# Written exercise:
Wherever the string "Wtryskarka" appears, copy the whole line.

# Dataset items:
################
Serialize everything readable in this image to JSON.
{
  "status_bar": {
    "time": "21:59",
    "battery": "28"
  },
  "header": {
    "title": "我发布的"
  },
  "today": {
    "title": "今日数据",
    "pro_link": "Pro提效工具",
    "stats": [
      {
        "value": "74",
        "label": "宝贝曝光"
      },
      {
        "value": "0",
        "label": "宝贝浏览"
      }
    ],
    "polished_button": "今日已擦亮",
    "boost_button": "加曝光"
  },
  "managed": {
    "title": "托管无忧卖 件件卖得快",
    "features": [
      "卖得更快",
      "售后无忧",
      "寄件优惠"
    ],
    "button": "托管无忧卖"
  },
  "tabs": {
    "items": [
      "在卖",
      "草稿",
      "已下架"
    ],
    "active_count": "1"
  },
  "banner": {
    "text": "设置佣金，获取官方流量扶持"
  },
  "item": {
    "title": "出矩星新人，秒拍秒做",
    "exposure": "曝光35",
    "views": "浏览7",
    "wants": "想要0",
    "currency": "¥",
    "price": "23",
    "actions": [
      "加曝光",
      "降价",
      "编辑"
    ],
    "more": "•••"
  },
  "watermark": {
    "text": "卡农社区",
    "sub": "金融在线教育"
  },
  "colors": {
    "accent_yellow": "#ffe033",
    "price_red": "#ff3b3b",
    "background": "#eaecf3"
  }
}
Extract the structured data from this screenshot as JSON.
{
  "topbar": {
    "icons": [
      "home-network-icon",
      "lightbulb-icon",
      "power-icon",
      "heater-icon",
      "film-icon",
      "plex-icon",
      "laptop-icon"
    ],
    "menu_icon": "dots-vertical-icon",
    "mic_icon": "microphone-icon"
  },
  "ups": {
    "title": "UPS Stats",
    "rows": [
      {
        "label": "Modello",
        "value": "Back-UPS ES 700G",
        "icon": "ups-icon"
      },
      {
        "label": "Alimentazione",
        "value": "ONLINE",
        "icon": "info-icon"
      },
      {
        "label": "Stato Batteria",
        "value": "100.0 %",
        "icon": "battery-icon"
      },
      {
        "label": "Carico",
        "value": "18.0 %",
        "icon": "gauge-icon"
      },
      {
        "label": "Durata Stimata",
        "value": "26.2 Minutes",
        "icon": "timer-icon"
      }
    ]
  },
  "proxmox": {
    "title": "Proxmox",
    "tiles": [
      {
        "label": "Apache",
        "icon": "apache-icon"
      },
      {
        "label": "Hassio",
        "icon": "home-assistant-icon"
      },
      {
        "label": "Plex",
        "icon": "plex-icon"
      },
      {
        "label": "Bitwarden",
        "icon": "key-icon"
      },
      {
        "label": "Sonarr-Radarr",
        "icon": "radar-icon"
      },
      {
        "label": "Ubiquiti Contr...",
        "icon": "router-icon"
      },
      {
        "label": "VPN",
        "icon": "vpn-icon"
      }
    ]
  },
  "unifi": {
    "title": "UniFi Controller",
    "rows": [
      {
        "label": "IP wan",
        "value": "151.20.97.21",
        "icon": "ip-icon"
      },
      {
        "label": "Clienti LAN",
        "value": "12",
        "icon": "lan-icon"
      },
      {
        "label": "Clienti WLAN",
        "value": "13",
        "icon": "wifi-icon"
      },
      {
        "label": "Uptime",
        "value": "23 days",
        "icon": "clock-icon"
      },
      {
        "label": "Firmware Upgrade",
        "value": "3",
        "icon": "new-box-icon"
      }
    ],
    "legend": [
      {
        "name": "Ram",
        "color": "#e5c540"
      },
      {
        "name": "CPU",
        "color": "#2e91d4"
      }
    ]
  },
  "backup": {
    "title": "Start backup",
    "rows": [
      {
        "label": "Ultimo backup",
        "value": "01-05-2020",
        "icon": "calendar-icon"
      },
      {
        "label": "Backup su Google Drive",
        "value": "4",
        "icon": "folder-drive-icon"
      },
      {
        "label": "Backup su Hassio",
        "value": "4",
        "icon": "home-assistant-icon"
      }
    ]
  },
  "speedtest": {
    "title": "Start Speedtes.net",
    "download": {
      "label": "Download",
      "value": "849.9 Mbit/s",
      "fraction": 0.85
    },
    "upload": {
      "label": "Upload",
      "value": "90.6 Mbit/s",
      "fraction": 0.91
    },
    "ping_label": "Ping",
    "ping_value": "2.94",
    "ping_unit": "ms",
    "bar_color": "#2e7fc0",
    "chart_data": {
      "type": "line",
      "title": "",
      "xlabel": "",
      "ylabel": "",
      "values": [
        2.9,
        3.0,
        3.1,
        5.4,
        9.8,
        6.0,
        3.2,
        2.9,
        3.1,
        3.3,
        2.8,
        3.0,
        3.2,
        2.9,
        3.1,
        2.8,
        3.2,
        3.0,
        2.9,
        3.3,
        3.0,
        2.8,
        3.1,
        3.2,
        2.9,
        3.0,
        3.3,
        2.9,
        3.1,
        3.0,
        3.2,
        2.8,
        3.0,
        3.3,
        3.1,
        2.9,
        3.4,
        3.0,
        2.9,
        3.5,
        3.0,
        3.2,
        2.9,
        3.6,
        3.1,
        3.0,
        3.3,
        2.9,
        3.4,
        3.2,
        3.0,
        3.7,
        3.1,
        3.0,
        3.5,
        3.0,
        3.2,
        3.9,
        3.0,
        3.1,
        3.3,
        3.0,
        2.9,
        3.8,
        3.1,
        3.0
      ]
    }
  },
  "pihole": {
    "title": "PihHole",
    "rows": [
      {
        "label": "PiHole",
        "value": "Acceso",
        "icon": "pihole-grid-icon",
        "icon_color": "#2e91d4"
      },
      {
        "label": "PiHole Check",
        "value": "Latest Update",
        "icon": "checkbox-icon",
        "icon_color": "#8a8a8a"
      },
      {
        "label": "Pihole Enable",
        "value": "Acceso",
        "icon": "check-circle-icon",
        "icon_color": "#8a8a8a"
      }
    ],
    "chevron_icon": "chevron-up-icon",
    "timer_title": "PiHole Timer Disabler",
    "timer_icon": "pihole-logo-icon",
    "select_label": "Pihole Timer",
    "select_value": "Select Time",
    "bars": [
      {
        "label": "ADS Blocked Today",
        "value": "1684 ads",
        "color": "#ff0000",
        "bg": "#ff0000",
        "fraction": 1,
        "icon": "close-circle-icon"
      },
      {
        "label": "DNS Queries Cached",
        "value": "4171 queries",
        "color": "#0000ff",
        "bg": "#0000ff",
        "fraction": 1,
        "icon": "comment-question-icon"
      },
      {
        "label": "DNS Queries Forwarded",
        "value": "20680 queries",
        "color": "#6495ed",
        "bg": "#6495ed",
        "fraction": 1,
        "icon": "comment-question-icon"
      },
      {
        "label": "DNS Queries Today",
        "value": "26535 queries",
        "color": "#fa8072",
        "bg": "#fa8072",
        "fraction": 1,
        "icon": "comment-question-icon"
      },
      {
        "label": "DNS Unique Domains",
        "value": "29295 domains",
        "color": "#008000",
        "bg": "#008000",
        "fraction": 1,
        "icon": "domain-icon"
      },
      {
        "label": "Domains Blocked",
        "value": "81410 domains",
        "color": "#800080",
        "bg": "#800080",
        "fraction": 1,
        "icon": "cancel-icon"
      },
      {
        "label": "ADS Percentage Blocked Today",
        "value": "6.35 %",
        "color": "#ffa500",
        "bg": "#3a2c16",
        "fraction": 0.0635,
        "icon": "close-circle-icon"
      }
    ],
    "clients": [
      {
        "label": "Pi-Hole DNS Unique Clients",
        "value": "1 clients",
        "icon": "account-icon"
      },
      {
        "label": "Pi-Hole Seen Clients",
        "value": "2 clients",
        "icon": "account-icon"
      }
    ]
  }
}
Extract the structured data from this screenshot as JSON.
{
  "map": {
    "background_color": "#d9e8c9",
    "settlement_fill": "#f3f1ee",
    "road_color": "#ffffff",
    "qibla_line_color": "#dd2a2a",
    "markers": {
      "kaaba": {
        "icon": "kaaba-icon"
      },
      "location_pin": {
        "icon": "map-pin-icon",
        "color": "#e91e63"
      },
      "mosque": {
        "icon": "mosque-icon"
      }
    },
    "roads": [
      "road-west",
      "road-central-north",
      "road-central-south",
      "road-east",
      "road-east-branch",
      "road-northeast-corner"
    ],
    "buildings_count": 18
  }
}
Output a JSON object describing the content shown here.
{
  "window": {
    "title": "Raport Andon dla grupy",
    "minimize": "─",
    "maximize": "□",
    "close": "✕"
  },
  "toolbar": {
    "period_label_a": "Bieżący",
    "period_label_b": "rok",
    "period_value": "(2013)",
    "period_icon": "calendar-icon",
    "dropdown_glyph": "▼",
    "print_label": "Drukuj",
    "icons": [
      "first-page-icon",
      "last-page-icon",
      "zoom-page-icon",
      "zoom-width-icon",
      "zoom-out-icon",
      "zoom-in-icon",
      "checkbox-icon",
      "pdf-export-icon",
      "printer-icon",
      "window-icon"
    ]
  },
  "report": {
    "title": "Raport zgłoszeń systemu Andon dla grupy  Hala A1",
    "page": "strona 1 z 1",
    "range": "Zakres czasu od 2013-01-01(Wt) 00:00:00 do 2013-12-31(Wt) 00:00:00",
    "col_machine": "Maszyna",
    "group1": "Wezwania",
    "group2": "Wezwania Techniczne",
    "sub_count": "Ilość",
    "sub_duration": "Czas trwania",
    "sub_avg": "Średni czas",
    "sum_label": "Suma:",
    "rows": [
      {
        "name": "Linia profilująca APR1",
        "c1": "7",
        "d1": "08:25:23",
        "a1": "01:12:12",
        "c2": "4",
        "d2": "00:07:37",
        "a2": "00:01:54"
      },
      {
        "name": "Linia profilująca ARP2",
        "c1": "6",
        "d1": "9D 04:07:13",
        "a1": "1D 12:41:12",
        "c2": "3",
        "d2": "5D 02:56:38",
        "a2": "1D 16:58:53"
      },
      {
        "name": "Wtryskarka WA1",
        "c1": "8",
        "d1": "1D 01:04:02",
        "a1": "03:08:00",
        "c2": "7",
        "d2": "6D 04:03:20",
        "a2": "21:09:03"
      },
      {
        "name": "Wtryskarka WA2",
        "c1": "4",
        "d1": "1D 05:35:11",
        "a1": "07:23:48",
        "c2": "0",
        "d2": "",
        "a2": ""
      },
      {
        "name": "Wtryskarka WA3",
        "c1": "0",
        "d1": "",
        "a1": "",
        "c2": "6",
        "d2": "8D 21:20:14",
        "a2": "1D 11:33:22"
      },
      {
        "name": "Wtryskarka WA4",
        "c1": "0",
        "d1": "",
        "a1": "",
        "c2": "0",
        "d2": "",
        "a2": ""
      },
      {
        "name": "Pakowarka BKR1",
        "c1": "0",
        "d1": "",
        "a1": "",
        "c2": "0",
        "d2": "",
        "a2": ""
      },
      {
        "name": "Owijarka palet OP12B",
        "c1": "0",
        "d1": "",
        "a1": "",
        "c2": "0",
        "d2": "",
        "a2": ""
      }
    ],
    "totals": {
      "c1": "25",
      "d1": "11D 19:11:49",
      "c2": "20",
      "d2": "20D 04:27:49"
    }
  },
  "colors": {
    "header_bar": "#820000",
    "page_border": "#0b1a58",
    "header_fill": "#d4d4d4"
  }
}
################
# Complete answer:
        "name": "Wtryskarka WA1",
        "name": "Wtryskarka WA2",
        "name": "Wtryskarka WA3",
        "name": "Wtryskarka WA4",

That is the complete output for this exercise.